Os autores fundamentaram de direito a sua pretensão no instituto da fraude à lei, sustentando, entre o mais, que «a ré e BB utilizaram e abusaram de um mecanismo formal para atingir um resultado proibido por lei, que é a violação do direito do autor, ao abrigo do artigo 402.º, n.º 2, do CSC, que já foi reconhecido e declarado por decisão judicial» - a decisão judicial proferida na ação n.º 3396/14.3T8GMR, que reconheceu o direito do autor ao complemento de pensão de reforma, ao abrigo da referida norma legal.
A sentença recorrida começou por enquadrar as questões de natureza jurídica relevantes para o objeto da presente ação, explicitando - e bem - o seguinte:
“(…)
Comecemos, portanto, por analisar o instituto da fraude à lei, em que o Autor suporta a ação.
A fraude à lei consiste num modo de agir em si lícito mas provocador de resultado antijurídico, proibido.
«O legislador não delineou genericamente a figura da fraude à lei, que apenas tratou em sede de direito internacional privado e no âmbito da aplicação das normas de conflitos (…) Assim, existirá fraude à lei quando se lança mão de uma norma de cobertura para lograr ultrapassar - ou incumprir - a norma defraudada, ou seja a que seria a aplicável à relação jurídica.
Trata-se de, por via indirecta, por através da prática de um ou vários actos lícitos (já com propósito de defraudar, numa concepção subjectivista; ou mesmo sem tal propósito, se aderindo a uma concepção objectiva) obter um resultado que a lei proíbe.» (cfr. Ac. STJ de 20.10.2009, Proc. n.º 115/09.0TBPTL, disponível para consulta em www.dgsi.pt).

- Tarefas a realizar
- a) Segundo o documento sobre a fraude à lei, em que consiste essa figura?
- b) Enumere as referências identificadas por número ou data (artigos de lei, ações, acórdãos) citadas no documento sobre a fraude à lei.
- c) Prossiga a redação do documento sobre a fraude à lei a partir da última frase apresentada.
A listagem seguinte é material independente do documento.

- Dados apresentados

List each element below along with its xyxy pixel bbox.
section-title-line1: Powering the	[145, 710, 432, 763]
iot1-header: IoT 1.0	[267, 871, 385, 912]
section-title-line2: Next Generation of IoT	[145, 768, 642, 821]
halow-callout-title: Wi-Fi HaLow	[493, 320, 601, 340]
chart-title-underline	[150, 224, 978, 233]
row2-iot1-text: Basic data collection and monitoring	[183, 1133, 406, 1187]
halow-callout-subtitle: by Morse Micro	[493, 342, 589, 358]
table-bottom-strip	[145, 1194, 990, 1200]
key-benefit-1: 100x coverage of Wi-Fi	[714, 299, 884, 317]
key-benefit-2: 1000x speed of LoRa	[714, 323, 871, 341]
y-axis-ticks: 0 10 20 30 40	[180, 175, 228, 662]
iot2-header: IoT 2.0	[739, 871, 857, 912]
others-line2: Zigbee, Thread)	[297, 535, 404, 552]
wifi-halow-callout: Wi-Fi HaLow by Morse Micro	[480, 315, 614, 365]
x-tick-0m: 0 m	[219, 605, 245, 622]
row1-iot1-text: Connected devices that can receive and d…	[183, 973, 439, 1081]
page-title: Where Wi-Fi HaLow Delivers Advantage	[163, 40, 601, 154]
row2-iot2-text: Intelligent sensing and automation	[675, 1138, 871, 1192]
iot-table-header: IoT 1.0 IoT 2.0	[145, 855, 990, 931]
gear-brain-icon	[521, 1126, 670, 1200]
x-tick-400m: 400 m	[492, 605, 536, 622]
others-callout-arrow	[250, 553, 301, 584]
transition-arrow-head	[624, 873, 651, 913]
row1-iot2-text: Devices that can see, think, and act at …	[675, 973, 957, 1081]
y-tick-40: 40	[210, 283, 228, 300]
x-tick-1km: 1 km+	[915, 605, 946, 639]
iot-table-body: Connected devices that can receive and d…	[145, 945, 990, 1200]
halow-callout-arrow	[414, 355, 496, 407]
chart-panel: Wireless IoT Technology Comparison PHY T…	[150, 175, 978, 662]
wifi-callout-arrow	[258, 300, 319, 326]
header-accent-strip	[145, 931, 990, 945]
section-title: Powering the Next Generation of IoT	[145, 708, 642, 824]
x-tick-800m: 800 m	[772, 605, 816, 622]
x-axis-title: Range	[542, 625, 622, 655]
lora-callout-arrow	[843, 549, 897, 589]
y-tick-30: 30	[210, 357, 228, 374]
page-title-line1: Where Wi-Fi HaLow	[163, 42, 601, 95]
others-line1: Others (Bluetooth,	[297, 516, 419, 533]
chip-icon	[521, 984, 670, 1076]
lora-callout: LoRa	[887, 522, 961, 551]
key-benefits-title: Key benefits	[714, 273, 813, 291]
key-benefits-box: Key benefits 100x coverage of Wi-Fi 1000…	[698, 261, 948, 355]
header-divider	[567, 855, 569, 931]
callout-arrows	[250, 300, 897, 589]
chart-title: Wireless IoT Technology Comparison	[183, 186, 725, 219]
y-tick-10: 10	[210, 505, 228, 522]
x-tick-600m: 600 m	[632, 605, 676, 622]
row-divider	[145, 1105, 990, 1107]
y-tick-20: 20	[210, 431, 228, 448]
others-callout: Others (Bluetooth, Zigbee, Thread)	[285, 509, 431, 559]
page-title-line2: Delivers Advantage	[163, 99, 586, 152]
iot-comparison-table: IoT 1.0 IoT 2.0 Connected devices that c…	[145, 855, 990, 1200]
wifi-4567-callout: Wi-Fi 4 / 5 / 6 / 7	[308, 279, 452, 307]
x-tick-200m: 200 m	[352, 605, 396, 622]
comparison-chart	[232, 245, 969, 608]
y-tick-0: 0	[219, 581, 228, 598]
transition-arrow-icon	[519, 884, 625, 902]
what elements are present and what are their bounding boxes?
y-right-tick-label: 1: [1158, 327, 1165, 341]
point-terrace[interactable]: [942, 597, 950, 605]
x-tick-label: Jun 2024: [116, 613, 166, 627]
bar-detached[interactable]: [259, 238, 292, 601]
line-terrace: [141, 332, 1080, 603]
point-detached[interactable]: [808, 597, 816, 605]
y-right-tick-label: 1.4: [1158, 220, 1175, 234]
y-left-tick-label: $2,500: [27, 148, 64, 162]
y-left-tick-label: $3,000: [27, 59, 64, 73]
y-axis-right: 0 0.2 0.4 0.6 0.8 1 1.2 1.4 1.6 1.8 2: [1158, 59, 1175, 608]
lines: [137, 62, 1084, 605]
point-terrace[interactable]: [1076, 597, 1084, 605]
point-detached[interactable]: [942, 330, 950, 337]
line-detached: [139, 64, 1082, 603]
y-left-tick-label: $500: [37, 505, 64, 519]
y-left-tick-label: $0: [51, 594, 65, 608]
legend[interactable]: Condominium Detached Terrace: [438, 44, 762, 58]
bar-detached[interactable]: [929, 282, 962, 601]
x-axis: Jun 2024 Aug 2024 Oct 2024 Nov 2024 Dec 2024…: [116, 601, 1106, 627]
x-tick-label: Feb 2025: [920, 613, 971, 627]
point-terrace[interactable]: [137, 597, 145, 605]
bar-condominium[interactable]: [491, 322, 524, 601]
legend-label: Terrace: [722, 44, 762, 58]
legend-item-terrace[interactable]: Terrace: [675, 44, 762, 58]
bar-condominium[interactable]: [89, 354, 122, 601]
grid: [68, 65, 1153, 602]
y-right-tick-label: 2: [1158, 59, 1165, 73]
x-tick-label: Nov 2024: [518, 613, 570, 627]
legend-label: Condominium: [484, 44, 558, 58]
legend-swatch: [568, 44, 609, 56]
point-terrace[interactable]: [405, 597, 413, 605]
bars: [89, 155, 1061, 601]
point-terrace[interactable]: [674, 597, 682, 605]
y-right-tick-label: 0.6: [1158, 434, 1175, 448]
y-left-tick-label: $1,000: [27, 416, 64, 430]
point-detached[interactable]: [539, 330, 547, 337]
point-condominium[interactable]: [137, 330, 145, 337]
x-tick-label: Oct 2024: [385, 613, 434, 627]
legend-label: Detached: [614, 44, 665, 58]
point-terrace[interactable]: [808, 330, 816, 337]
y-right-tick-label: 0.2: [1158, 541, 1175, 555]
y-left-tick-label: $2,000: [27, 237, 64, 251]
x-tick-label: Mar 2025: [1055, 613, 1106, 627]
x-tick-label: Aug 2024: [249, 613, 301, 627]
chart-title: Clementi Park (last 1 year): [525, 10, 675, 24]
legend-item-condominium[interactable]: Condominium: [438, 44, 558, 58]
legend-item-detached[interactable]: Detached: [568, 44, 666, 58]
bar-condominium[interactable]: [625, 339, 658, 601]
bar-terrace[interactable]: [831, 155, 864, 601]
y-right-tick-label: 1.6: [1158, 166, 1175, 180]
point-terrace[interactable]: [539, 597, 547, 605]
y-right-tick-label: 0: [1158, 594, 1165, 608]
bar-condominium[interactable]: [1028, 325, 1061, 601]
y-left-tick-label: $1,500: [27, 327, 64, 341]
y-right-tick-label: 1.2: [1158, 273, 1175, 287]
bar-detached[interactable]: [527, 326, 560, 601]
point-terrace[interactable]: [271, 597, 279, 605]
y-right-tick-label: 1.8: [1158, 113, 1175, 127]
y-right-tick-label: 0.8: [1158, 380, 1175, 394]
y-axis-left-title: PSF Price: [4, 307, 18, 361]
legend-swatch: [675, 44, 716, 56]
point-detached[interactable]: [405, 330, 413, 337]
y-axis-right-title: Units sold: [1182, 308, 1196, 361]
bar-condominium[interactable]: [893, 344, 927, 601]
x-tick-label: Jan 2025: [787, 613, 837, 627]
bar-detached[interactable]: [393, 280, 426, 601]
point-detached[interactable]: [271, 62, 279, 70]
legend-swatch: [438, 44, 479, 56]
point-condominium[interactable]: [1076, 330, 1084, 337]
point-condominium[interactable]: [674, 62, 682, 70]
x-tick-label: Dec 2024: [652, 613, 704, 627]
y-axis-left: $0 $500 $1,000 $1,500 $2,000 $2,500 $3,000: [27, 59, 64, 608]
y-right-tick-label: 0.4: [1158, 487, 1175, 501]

- Respostas por tarefa
- a) Num modo de agir em si lícito mas provocador de resultado antijurídico, proibido.

- b)
- Artigo 402.º, n.º 2, do CSC
- Ação n.º 3396/14.3T8GMR
- Ac. STJ de 20.10.2009, Proc. n.º 115/09.0TBPTL

- c)
«A fraude à lei, em face da inexistência no nosso ordenamento jurídico de regra de índole geral que trate o conceito (para lá das referências, entre outras, nos arts. 21.º, n.º 2, 330.º, n.º 1, 418.º e 2067.º todos do CC), obtém-se pela via da interpretação da lei e do negócio jurídico no sentido de as situações criadas para evitar a aplicação de regras que seriam aplicáveis serem irrelevantes/ineficazes.
Na verificação da existência de fraude à lei exige-se, como requisitos, a regra jurídica que é objeto de fraude (a norma a cujo imperativo se procura escapar); a regra jurídica a cuja proteção se acolhe o fraudante; a atividade fraudatória e resultado que a lei proíbe, pela qual o fraudante procurou e obteve a modelação ilícita de uma situação coberta por esta segunda regra, não sendo exigível a alegação e prova de intenção fraudatória.», embora o seja «para alguns autores, pelo menos, uma intenção fraudatória (animus fraudanti) - Luís Filipe Pires de Sousa Processos Especiais de Divisão de Coisa Comum e de Prestação de Contas, Coimbra, Almedina, 2016, pp. 66 e 67.» (cfr. Ac. do STJ de 17.11.2021, Proc. n.º 700/10.7TBABF, disponível para consulta em www.dgsi.pt). O que releva, smo, é a verificação de um nexo causal entre o ato ou atos ilícios e o resultado proibido, não ética e juridicamente desejado.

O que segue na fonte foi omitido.